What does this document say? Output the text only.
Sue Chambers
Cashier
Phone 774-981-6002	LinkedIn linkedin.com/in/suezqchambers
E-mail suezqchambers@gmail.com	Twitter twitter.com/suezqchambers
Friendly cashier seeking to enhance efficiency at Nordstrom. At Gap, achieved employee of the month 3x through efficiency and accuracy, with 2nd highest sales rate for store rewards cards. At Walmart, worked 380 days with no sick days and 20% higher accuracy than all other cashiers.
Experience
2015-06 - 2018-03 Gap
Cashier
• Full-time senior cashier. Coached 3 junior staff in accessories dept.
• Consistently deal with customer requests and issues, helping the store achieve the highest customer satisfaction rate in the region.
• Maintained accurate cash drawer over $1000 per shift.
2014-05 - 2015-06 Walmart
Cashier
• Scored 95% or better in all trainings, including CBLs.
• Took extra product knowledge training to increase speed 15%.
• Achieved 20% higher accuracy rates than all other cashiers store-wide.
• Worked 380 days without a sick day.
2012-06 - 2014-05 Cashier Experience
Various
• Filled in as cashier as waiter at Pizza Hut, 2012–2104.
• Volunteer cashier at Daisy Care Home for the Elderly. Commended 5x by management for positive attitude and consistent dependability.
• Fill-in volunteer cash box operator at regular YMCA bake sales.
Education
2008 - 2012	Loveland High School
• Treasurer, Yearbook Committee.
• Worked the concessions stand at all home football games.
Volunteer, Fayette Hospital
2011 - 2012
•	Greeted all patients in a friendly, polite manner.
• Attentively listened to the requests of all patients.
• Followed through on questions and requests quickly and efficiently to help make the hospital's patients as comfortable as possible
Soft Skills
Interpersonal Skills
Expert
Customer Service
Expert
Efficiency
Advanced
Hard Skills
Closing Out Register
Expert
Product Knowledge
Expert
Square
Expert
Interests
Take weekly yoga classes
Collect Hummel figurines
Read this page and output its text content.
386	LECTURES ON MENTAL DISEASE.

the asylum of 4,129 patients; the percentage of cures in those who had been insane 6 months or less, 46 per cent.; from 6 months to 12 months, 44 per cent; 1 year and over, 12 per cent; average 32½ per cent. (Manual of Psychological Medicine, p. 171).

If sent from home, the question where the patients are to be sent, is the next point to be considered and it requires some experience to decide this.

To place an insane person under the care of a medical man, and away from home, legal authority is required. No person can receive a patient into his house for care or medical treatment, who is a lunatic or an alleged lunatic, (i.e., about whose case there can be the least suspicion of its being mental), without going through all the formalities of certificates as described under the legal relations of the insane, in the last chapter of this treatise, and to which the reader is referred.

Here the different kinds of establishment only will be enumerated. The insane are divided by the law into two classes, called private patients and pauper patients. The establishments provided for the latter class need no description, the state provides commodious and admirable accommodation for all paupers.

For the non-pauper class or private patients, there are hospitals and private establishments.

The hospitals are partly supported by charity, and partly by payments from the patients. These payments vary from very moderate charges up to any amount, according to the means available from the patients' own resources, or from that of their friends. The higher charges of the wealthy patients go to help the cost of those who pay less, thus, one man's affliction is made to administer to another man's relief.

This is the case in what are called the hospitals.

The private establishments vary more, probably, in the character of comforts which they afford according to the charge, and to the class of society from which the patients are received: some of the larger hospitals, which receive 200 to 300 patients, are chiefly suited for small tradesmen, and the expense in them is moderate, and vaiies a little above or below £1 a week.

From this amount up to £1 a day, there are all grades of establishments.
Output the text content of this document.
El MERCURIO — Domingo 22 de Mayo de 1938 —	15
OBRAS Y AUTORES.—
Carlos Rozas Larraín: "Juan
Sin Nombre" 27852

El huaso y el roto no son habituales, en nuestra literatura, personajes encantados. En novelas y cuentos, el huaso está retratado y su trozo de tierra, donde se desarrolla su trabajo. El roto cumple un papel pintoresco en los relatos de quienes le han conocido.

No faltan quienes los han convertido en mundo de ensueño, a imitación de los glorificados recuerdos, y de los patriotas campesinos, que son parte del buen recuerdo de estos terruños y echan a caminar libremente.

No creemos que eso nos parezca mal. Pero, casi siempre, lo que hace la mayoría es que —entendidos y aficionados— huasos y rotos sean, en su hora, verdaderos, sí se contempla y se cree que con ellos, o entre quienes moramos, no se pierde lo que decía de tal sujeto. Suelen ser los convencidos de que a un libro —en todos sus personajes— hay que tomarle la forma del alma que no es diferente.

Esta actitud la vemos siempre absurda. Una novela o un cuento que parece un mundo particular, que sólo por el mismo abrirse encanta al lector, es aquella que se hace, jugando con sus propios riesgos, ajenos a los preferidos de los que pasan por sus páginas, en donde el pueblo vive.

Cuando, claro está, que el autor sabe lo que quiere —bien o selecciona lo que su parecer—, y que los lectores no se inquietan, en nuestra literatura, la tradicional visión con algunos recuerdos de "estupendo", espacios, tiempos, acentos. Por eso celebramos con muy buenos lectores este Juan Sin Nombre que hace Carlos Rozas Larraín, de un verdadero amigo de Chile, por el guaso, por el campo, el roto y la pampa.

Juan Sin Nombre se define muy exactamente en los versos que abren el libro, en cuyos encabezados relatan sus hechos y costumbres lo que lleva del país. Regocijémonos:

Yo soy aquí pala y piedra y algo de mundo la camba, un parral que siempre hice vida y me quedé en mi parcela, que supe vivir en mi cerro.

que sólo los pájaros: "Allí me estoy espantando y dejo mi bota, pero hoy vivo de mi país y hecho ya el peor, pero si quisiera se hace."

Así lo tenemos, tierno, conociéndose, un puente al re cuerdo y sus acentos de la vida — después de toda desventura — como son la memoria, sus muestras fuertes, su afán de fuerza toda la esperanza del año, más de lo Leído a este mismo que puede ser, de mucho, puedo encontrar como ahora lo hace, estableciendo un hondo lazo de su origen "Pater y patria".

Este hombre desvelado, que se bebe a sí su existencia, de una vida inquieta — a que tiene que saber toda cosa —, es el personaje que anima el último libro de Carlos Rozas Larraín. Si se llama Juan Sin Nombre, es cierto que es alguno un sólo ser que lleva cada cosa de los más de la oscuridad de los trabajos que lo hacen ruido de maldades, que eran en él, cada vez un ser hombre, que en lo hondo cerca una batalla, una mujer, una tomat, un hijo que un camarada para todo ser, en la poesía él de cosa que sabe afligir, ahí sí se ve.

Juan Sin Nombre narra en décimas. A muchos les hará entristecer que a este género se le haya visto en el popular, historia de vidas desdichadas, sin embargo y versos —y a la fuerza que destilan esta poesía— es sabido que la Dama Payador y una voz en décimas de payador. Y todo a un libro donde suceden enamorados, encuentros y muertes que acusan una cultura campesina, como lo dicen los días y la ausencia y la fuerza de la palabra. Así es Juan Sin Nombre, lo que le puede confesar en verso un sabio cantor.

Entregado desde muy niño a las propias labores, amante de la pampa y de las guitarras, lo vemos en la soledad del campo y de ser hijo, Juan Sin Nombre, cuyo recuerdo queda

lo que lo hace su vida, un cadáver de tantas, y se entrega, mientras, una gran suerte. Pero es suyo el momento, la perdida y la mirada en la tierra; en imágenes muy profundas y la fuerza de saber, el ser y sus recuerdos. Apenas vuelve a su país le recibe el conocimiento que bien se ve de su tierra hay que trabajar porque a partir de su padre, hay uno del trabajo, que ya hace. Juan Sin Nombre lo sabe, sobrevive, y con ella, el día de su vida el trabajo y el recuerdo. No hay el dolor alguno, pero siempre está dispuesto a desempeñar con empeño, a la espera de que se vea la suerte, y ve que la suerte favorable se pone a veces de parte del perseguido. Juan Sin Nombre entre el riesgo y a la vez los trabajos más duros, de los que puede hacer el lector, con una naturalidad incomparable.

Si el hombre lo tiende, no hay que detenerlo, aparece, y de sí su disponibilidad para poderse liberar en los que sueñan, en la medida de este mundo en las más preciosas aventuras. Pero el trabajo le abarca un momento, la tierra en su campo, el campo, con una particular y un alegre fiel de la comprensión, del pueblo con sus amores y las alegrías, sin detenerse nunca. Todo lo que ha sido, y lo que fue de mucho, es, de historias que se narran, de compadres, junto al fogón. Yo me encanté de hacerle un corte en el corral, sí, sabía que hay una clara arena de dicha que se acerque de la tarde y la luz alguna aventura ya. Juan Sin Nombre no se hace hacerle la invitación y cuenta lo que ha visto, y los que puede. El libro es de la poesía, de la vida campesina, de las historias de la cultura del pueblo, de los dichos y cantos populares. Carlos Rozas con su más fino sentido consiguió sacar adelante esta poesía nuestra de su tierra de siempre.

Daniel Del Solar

————————

List all lines from the entries that include the word "sick".

Friendly cashier seeking to enhance efficiency at Nordstrom. At Gap, achieved employee of the month 3x through efficiency and accuracy, with 2nd highest sales rate for store rewards cards. At Walmart, worked 380 days with no sick days and 20% higher accuracy than all other cashiers.
• Worked 380 days without a sick day.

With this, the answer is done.